WORK TO DO: All of the records below must be output exactly, with no pictures carried over.

PROVIDED MATERIAL:
--------------------------------------------------

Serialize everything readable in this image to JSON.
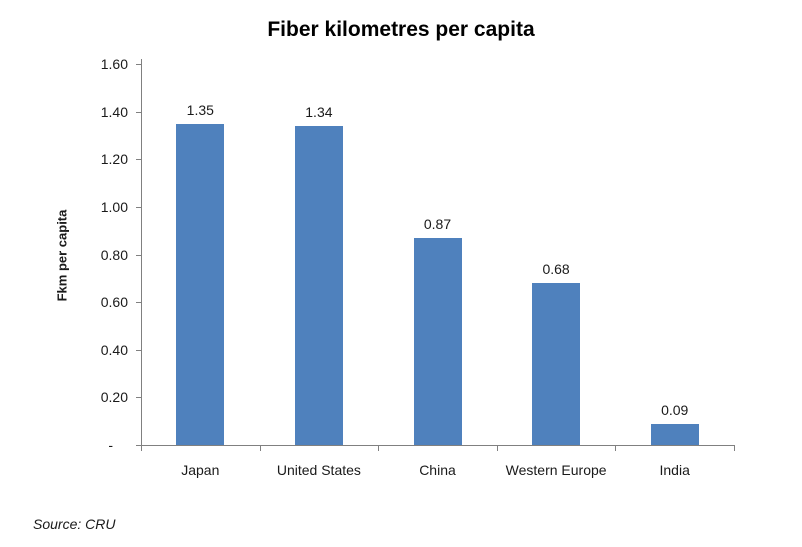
{
  "chart_data": {
    "type": "bar",
    "title": "Fiber kilometres per capita",
    "xlabel": "",
    "ylabel": "Fkm per capita",
    "categories": [
      "Japan",
      "United States",
      "China",
      "Western Europe",
      "India"
    ],
    "values": [
      1.35,
      1.34,
      0.87,
      0.68,
      0.09
    ],
    "value_labels": [
      "1.35",
      "1.34",
      "0.87",
      "0.68",
      "0.09"
    ],
    "ylim": [
      0,
      1.6
    ],
    "yticks": [
      {
        "value": 1.6,
        "label": "1.60"
      },
      {
        "value": 1.4,
        "label": "1.40"
      },
      {
        "value": 1.2,
        "label": "1.20"
      },
      {
        "value": 1.0,
        "label": "1.00"
      },
      {
        "value": 0.8,
        "label": "0.80"
      },
      {
        "value": 0.6,
        "label": "0.60"
      },
      {
        "value": 0.4,
        "label": "0.40"
      },
      {
        "value": 0.2,
        "label": "0.20"
      },
      {
        "value": 0.0,
        "label": "-"
      }
    ],
    "grid": false,
    "legend": "none",
    "bar_color": "#4F81BD",
    "axis_color": "#808080",
    "text_color": "#1a1a1a"
  },
  "footer": {
    "source": "Source: CRU"
  }
}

--------------------------------------------------

COMPLETED EXERCISE:
Serialize everything readable in this image to JSON.
{
  "chart_data": {
    "type": "bar",
    "title": "Fiber kilometres per capita",
    "xlabel": "",
    "ylabel": "Fkm per capita",
    "categories": [
      "Japan",
      "United States",
      "China",
      "Western Europe",
      "India"
    ],
    "values": [
      1.35,
      1.34,
      0.87,
      0.68,
      0.09
    ],
    "value_labels": [
      "1.35",
      "1.34",
      "0.87",
      "0.68",
      "0.09"
    ],
    "ylim": [
      0,
      1.6
    ],
    "yticks": [
      {
        "value": 1.6,
        "label": "1.60"
      },
      {
        "value": 1.4,
        "label": "1.40"
      },
      {
        "value": 1.2,
        "label": "1.20"
      },
      {
        "value": 1.0,
        "label": "1.00"
      },
      {
        "value": 0.8,
        "label": "0.80"
      },
      {
        "value": 0.6,
        "label": "0.60"
      },
      {
        "value": 0.4,
        "label": "0.40"
      },
      {
        "value": 0.2,
        "label": "0.20"
      },
      {
        "value": 0.0,
        "label": "-"
      }
    ],
    "grid": false,
    "legend": "none",
    "bar_color": "#4F81BD",
    "axis_color": "#808080",
    "text_color": "#1a1a1a"
  },
  "footer": {
    "source": "Source: CRU"
  }
}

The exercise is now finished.